══ Input rows ══

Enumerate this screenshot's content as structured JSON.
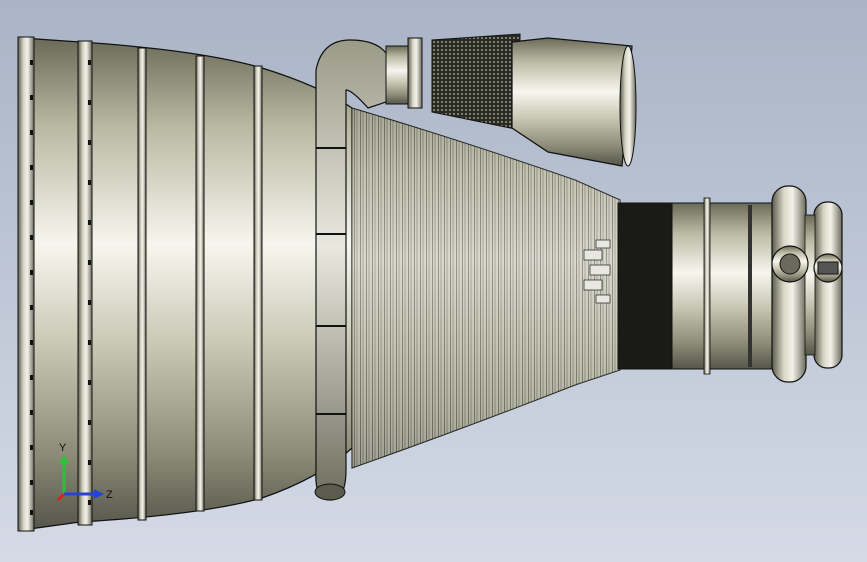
{
  "viewport": {
    "background_top": "#a9b4c6",
    "background_bottom": "#d4dae6"
  },
  "model": {
    "metal_light": "#f4f4ee",
    "metal_mid": "#b8b8a4",
    "metal_dark": "#5c5c4e",
    "edge": "#111111"
  },
  "triad": {
    "y_label": "Y",
    "z_label": "Z",
    "y_color": "#2fbf3a",
    "z_color": "#2244dd",
    "x_color": "#e02020"
  }
}
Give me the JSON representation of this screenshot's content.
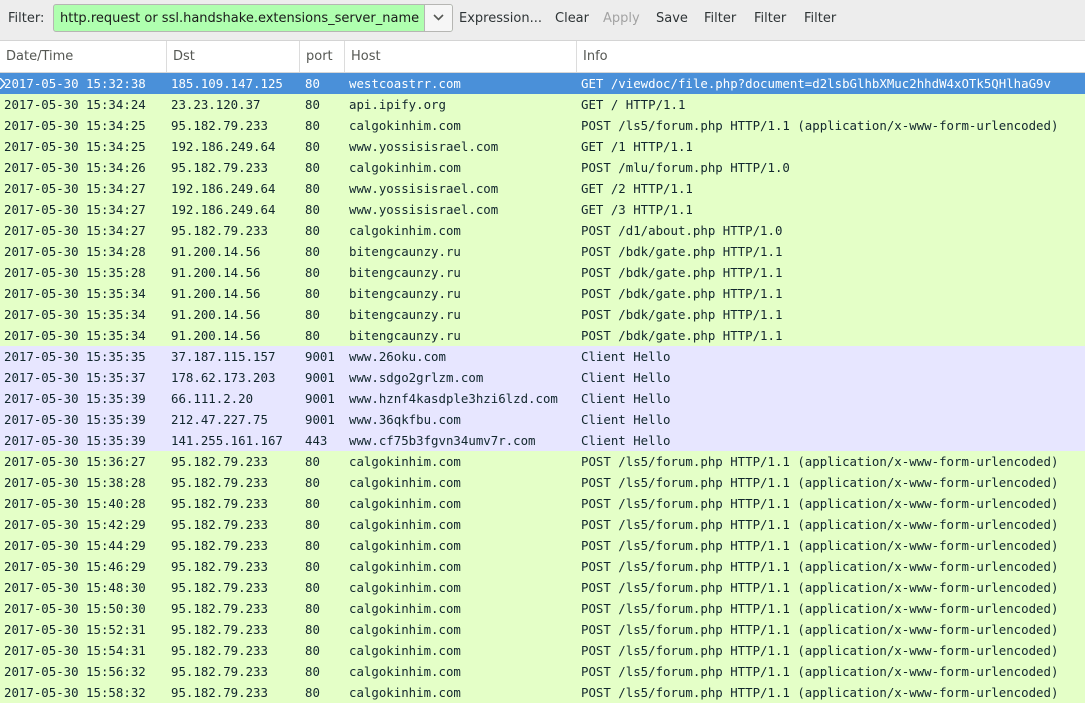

═══

The problem » The records above need to be given again exactly. Omit the pictures.

Exercise response »
Enumerate this screenshot's content as structured JSON.
{
  "viewport": {
    "background_top": "#a9b4c6",
    "background_bottom": "#d4dae6"
  },
  "model": {
    "metal_light": "#f4f4ee",
    "metal_mid": "#b8b8a4",
    "metal_dark": "#5c5c4e",
    "edge": "#111111"
  },
  "triad": {
    "y_label": "Y",
    "z_label": "Z",
    "y_color": "#2fbf3a",
    "z_color": "#2244dd",
    "x_color": "#e02020"
  }
}
Give me the JSON representation of this screenshot's content.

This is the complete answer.